+++ RECORDS

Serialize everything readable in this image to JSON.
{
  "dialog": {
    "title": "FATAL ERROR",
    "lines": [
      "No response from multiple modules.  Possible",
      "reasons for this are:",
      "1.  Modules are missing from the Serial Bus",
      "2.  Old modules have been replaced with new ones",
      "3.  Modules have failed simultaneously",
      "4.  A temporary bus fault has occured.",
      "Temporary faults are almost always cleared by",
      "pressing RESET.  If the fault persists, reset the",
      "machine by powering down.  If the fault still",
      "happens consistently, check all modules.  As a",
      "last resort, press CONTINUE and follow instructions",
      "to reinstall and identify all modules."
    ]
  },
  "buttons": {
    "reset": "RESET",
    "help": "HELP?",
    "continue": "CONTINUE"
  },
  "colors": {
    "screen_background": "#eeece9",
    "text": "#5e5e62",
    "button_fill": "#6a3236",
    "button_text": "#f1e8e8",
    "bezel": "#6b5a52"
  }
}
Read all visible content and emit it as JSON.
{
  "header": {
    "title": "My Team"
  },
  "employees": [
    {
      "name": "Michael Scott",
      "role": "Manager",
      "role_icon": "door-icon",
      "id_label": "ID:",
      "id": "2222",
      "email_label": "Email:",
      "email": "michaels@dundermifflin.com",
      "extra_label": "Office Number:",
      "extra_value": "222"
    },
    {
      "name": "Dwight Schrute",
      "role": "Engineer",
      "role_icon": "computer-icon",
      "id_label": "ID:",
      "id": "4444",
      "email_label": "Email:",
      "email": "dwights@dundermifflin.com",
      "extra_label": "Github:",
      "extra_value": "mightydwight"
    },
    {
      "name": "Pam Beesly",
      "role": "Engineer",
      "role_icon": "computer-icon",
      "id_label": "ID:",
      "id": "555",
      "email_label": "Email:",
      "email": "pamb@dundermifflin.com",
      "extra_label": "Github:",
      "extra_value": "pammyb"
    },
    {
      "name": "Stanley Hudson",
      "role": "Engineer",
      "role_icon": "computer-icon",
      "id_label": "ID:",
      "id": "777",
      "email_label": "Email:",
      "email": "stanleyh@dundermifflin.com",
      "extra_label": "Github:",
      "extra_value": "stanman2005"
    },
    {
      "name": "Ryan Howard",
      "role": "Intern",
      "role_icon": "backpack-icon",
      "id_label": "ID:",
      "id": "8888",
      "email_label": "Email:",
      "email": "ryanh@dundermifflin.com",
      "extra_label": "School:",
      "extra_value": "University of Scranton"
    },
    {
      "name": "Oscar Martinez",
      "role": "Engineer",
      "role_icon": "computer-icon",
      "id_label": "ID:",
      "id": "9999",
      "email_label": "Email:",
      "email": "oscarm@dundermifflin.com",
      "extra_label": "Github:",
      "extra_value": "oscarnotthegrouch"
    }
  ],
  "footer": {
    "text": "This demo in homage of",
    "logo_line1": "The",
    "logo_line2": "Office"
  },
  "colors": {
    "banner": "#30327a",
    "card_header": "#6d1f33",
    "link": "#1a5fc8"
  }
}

++++++

WHAT NEEDS TO BE DONE
Print the listing above in its entirety, with every line exact.

EXERCISE SOLUTION
Serialize everything readable in this image to JSON.
{
  "dialog": {
    "title": "FATAL ERROR",
    "lines": [
      "No response from multiple modules.  Possible",
      "reasons for this are:",
      "1.  Modules are missing from the Serial Bus",
      "2.  Old modules have been replaced with new ones",
      "3.  Modules have failed simultaneously",
      "4.  A temporary bus fault has occured.",
      "Temporary faults are almost always cleared by",
      "pressing RESET.  If the fault persists, reset the",
      "machine by powering down.  If the fault still",
      "happens consistently, check all modules.  As a",
      "last resort, press CONTINUE and follow instructions",
      "to reinstall and identify all modules."
    ]
  },
  "buttons": {
    "reset": "RESET",
    "help": "HELP?",
    "continue": "CONTINUE"
  },
  "colors": {
    "screen_background": "#eeece9",
    "text": "#5e5e62",
    "button_fill": "#6a3236",
    "button_text": "#f1e8e8",
    "bezel": "#6b5a52"
  }
}
Read all visible content and emit it as JSON.
{
  "header": {
    "title": "My Team"
  },
  "employees": [
    {
      "name": "Michael Scott",
      "role": "Manager",
      "role_icon": "door-icon",
      "id_label": "ID:",
      "id": "2222",
      "email_label": "Email:",
      "email": "michaels@dundermifflin.com",
      "extra_label": "Office Number:",
      "extra_value": "222"
    },
    {
      "name": "Dwight Schrute",
      "role": "Engineer",
      "role_icon": "computer-icon",
      "id_label": "ID:",
      "id": "4444",
      "email_label": "Email:",
      "email": "dwights@dundermifflin.com",
      "extra_label": "Github:",
      "extra_value": "mightydwight"
    },
    {
      "name": "Pam Beesly",
      "role": "Engineer",
      "role_icon": "computer-icon",
      "id_label": "ID:",
      "id": "555",
      "email_label": "Email:",
      "email": "pamb@dundermifflin.com",
      "extra_label": "Github:",
      "extra_value": "pammyb"
    },
    {
      "name": "Stanley Hudson",
      "role": "Engineer",
      "role_icon": "computer-icon",
      "id_label": "ID:",
      "id": "777",
      "email_label": "Email:",
      "email": "stanleyh@dundermifflin.com",
      "extra_label": "Github:",
      "extra_value": "stanman2005"
    },
    {
      "name": "Ryan Howard",
      "role": "Intern",
      "role_icon": "backpack-icon",
      "id_label": "ID:",
      "id": "8888",
      "email_label": "Email:",
      "email": "ryanh@dundermifflin.com",
      "extra_label": "School:",
      "extra_value": "University of Scranton"
    },
    {
      "name": "Oscar Martinez",
      "role": "Engineer",
      "role_icon": "computer-icon",
      "id_label": "ID:",
      "id": "9999",
      "email_label": "Email:",
      "email": "oscarm@dundermifflin.com",
      "extra_label": "Github:",
      "extra_value": "oscarnotthegrouch"
    }
  ],
  "footer": {
    "text": "This demo in homage of",
    "logo_line1": "The",
    "logo_line2": "Office"
  },
  "colors": {
    "banner": "#30327a",
    "card_header": "#6d1f33",
    "link": "#1a5fc8"
  }
}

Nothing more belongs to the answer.